### WHAT YOU WILL DO
1: Decide whether each statement below agrees with the albinism article: (a) the project with the Federal Government began in 2007; (b) the presidency ended the project; (c) Jake Epelle holds a letter from the office of the Vice President. Give yes or no for each, quoting the deciding words of the article.
2: Continue the albinism article from its last sentence.

### STUDY TEXT
Reinstate Skin Cancer Treatment for Persons with Albinism, TAF urges FG

By Kasim Sumaina
The Albino Foundation (TAF), on Monday urged the Federal Government to as a matter of urgency reinstate the treatment process it started in 2007 with the Foundation to help prevent skin cancers amongst persons with albinism in the country.
This it noted, became necessary with a record of an average death of 2/3 persons with albinism every month in the country
Disclosing this to newsmen in Abuja, Founder, Chief Executive Officer, TAF, Mr. Jake Epelle, said, “We started a project in 2007 with the Federal Government which is the Skin Cancer prevention and treatment project.”
According to him, “The Obasanjo’s adminstration abducted that project. So far, we have treated about 2, 520 patients. We have referred to the National Hospital. That project has been ongoing until the current administration. I got a firm promise from the current administration that they will continue.
“However, the management of the National Hospital discontinued that project abruptly. Since then, we have been trying to talk with them without interface with the presidency. I have a letter from the office of the Vice President saying to us that they will get back to us and continue this programme.

### INPUT DATA

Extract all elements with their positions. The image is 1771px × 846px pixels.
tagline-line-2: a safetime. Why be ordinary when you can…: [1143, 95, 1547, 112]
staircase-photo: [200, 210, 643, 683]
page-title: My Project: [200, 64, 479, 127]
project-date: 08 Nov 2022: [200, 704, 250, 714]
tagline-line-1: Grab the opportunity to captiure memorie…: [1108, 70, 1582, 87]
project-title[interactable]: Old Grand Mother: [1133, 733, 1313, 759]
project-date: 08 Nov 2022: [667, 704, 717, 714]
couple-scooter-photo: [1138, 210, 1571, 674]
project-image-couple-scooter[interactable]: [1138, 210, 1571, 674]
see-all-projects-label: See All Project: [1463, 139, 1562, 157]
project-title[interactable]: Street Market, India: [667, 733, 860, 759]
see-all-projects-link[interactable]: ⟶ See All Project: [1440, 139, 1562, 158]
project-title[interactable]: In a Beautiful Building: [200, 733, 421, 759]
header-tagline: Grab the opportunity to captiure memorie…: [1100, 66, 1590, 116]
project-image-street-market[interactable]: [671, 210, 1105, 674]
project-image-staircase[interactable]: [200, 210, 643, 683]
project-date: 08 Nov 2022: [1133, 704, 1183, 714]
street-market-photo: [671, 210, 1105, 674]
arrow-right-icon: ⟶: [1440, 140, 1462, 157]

### ANSWERS IN ORDER
1:
(a) Yes: "We started a project in 2007 with the Federal Government which is the Skin Cancer prevention and treatment project."
(b) No: "the management of the National Hospital discontinued that project abruptly."
(c) Yes: "I have a letter from the office of the Vice President saying to us that they will get back to us and continue this programme."

2:
“Unfortunately, I have not been able to make contact again with them not because we haven’t tried, we have. All of us know how busy they are. We were with the Minister of Health last week to brief him about the project and see out ways to continue with the project.”
Epelle hinted that the call became urgent on the need of preventing measures, adding that the sunscreen which is a preventing element to skin cancer should be made available to persons with albinism in the country.
He said: “We are appealing to the Federal Government to reinstate the treatment process. We have an urgent need in our hands. We have the sunscreen that is a preventive element to skin cancer manufactured by a Germany company through their agent here. We have a meeting with the previous administration at looking at ways to purchase these sunscreens by the Federal government and distribute them to the albinos. The organisation we met with in Germany and signed an MoU with was to produce the sunscreen. The sunscreen with our logo on it is not for sale. We have over 200, 000 pieces and will expire by the end of the year which makes the product useless.
“We are appealing to the federal government to immediately purchase the product from the manufacturer through its agents and give to the foundation to distribute to the people who need it urgently. Having said that, I want to re emphasise the need for the federal government to continue the treatment of persons with albinism not only at the National Hospital but at various teaching hospitals that have the facilities to treat skin cancers. It is urgent because, an average of 2/3 persons with albinism dies every month.
“And, it is alarming and practically becoming a subtle genocide and it is important that the federal government comes to our aid. We are also opening up the opportunity to the private sector to come to our aids on the purchase of the sunscreen.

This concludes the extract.